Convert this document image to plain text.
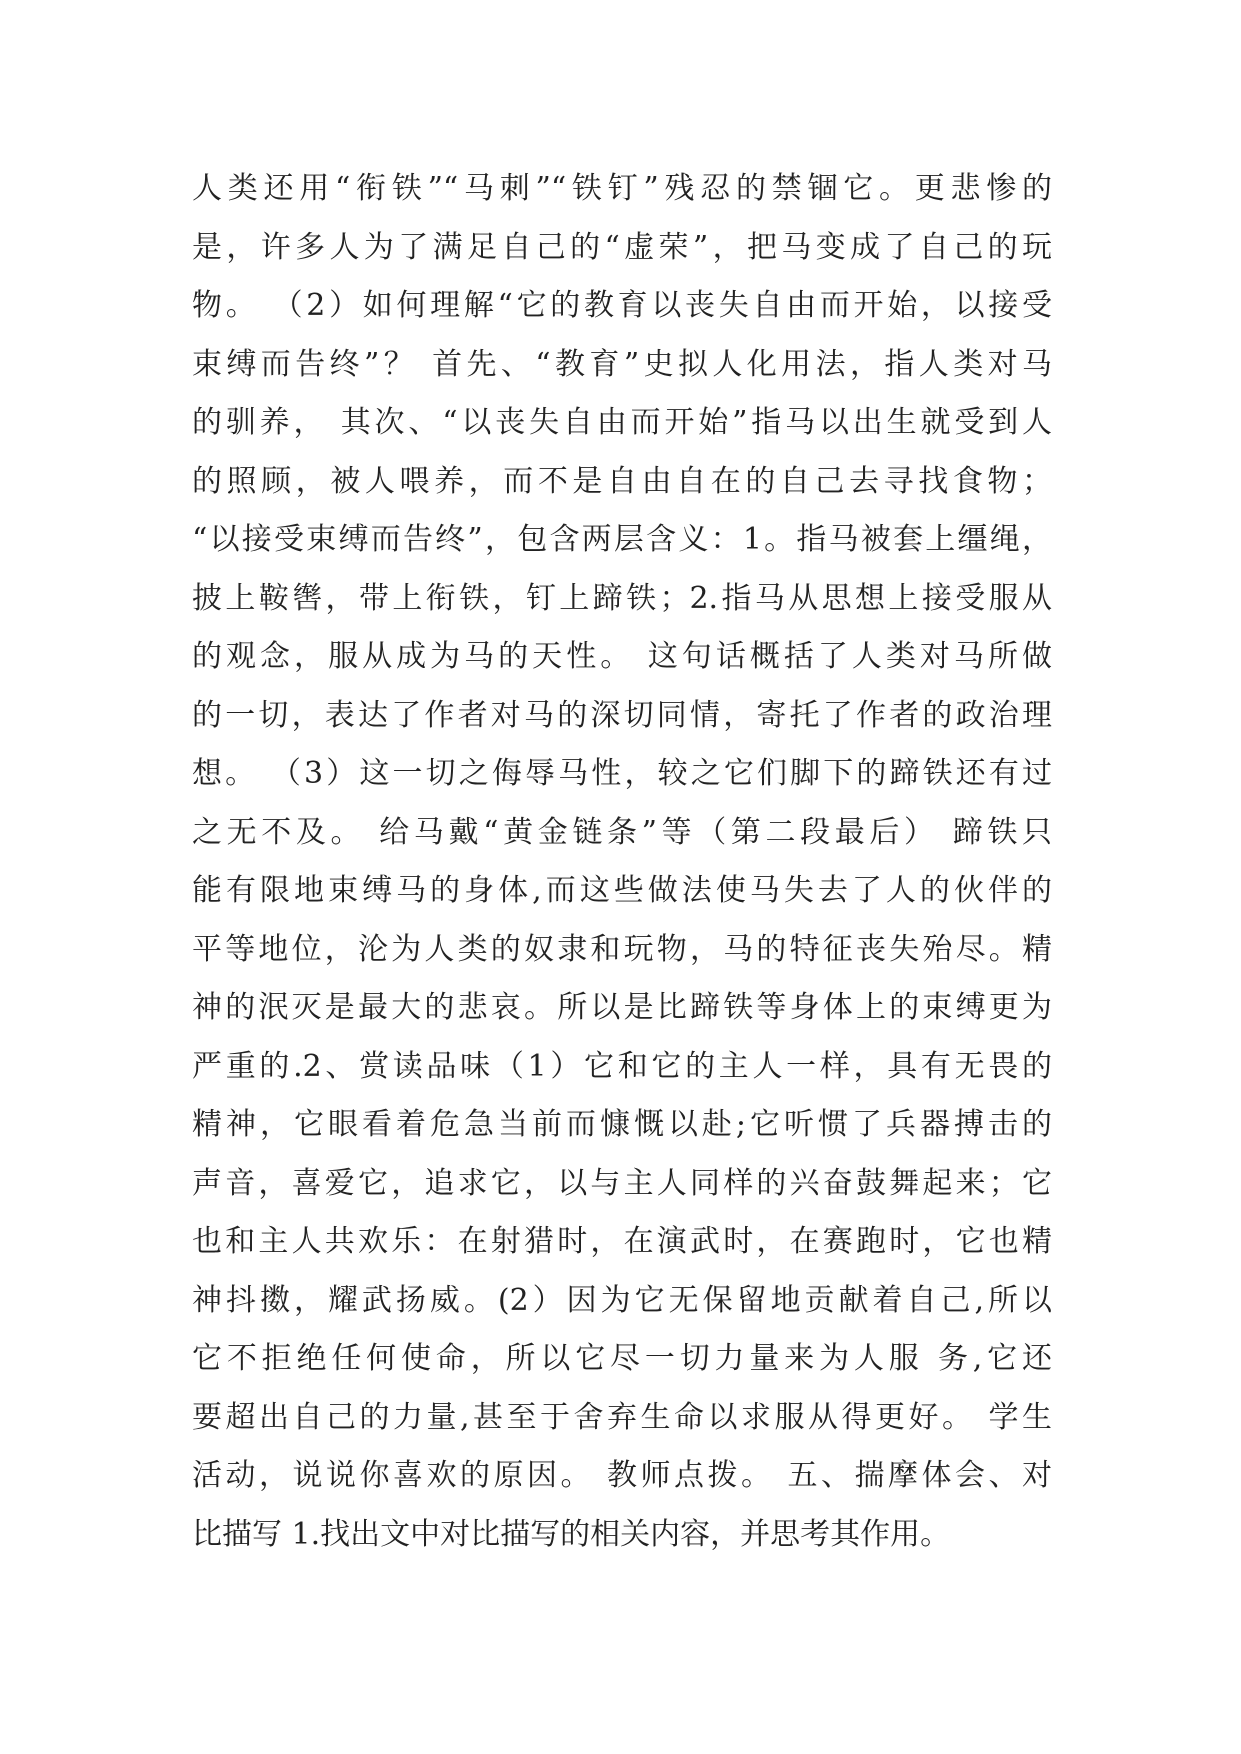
人类还用“衔铁”“马刺”“铁钉”残忍的禁锢它。更悲惨的
是，许多人为了满足自己的“虚荣”，把马变成了自己的玩
物。 （2）如何理解“它的教育以丧失自由而开始，以接受
束缚而告终”？ 首先、“教育”史拟人化用法，指人类对马
的驯养， 其次、“以丧失自由而开始”指马以出生就受到人
的照顾，被人喂养，而不是自由自在的自己去寻找食物；
“以接受束缚而告终”，包含两层含义：1。指马被套上缰绳，
披上鞍辔，带上衔铁，钉上蹄铁；2.指马从思想上接受服从
的观念，服从成为马的天性。 这句话概括了人类对马所做
的一切，表达了作者对马的深切同情，寄托了作者的政治理
想。 （3）这一切之侮辱马性，较之它们脚下的蹄铁还有过
之无不及。 给马戴“黄金链条”等（第二段最后） 蹄铁只
能有限地束缚马的身体,而这些做法使马失去了人的伙伴的
平等地位，沦为人类的奴隶和玩物，马的特征丧失殆尽。精
神的泯灭是最大的悲哀。所以是比蹄铁等身体上的束缚更为
严重的.2、赏读品味（1）它和它的主人一样，具有无畏的
精神，它眼看着危急当前而慷慨以赴;它听惯了兵器搏击的
声音，喜爱它，追求它，以与主人同样的兴奋鼓舞起来；它
也和主人共欢乐：在射猎时，在演武时，在赛跑时，它也精
神抖擞，耀武扬威。(2）因为它无保留地贡献着自己,所以
它不拒绝任何使命，所以它尽一切力量来为人服 务,它还
要超出自己的力量,甚至于舍弃生命以求服从得更好。 学生
活动，说说你喜欢的原因。 教师点拨。 五、揣摩体会、对
比描写 1.找出文中对比描写的相关内容，并思考其作用。
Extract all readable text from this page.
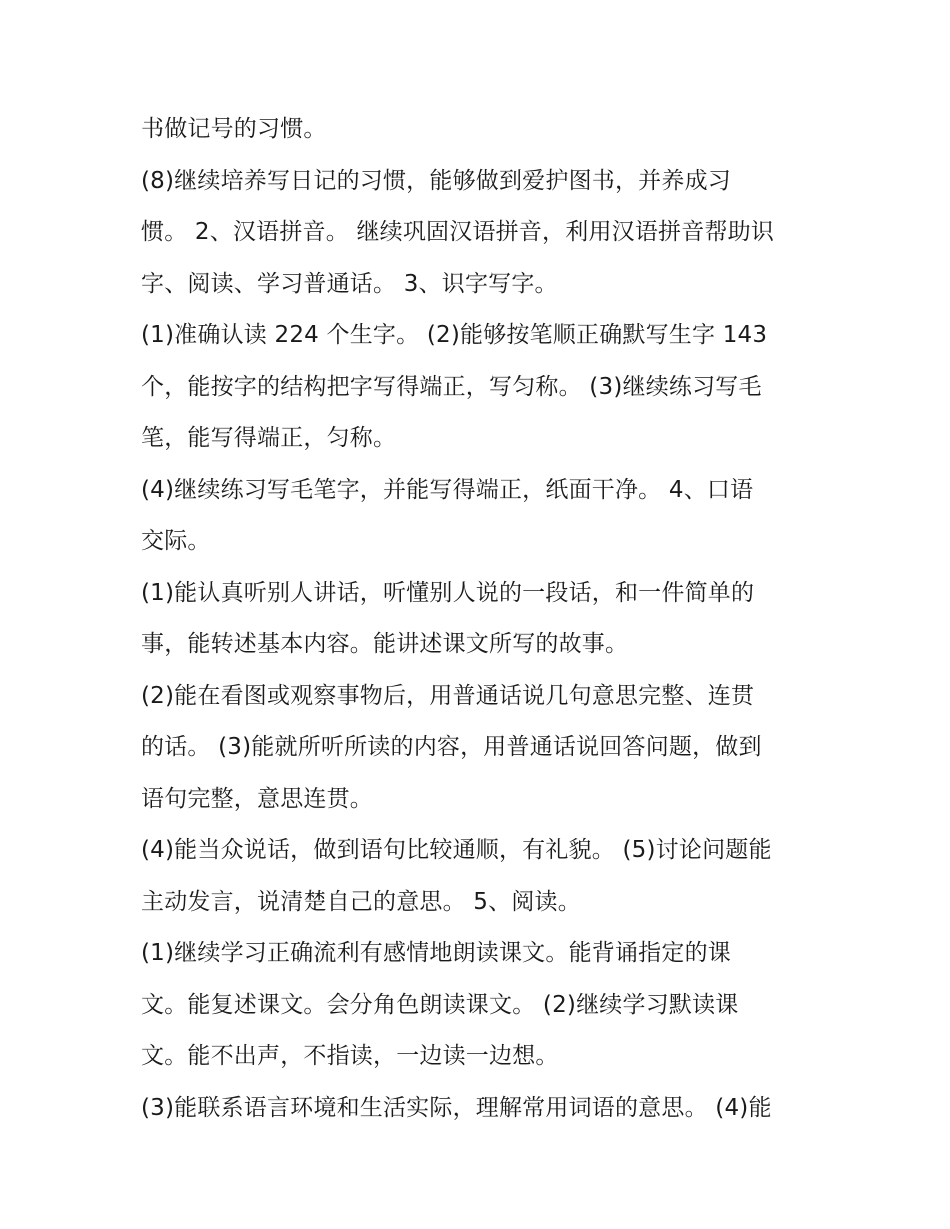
书做记号的习惯。
(8)继续培养写日记的习惯，能够做到爱护图书，并养成习
惯。 2、汉语拼音。 继续巩固汉语拼音，利用汉语拼音帮助识
字、阅读、学习普通话。 3、识字写字。
(1)准确认读 224 个生字。 (2)能够按笔顺正确默写生字 143
个，能按字的结构把字写得端正，写匀称。 (3)继续练习写毛
笔，能写得端正，匀称。
(4)继续练习写毛笔字，并能写得端正，纸面干净。 4、口语
交际。
(1)能认真听别人讲话，听懂别人说的一段话，和一件简单的
事，能转述基本内容。能讲述课文所写的故事。
(2)能在看图或观察事物后，用普通话说几句意思完整、连贯
的话。 (3)能就所听所读的内容，用普通话说回答问题，做到
语句完整，意思连贯。
(4)能当众说话，做到语句比较通顺，有礼貌。 (5)讨论问题能
主动发言，说清楚自己的意思。 5、阅读。
(1)继续学习正确流利有感情地朗读课文。能背诵指定的课
文。能复述课文。会分角色朗读课文。 (2)继续学习默读课
文。能不出声，不指读，一边读一边想。
(3)能联系语言环境和生活实际，理解常用词语的意思。 (4)能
# # #
**WHAT IS ASKED**: Return each line of the data that contains the string "text".

**TASK RESPONSE**:
Convert this document image to plain text.
Extract all readable text from this page.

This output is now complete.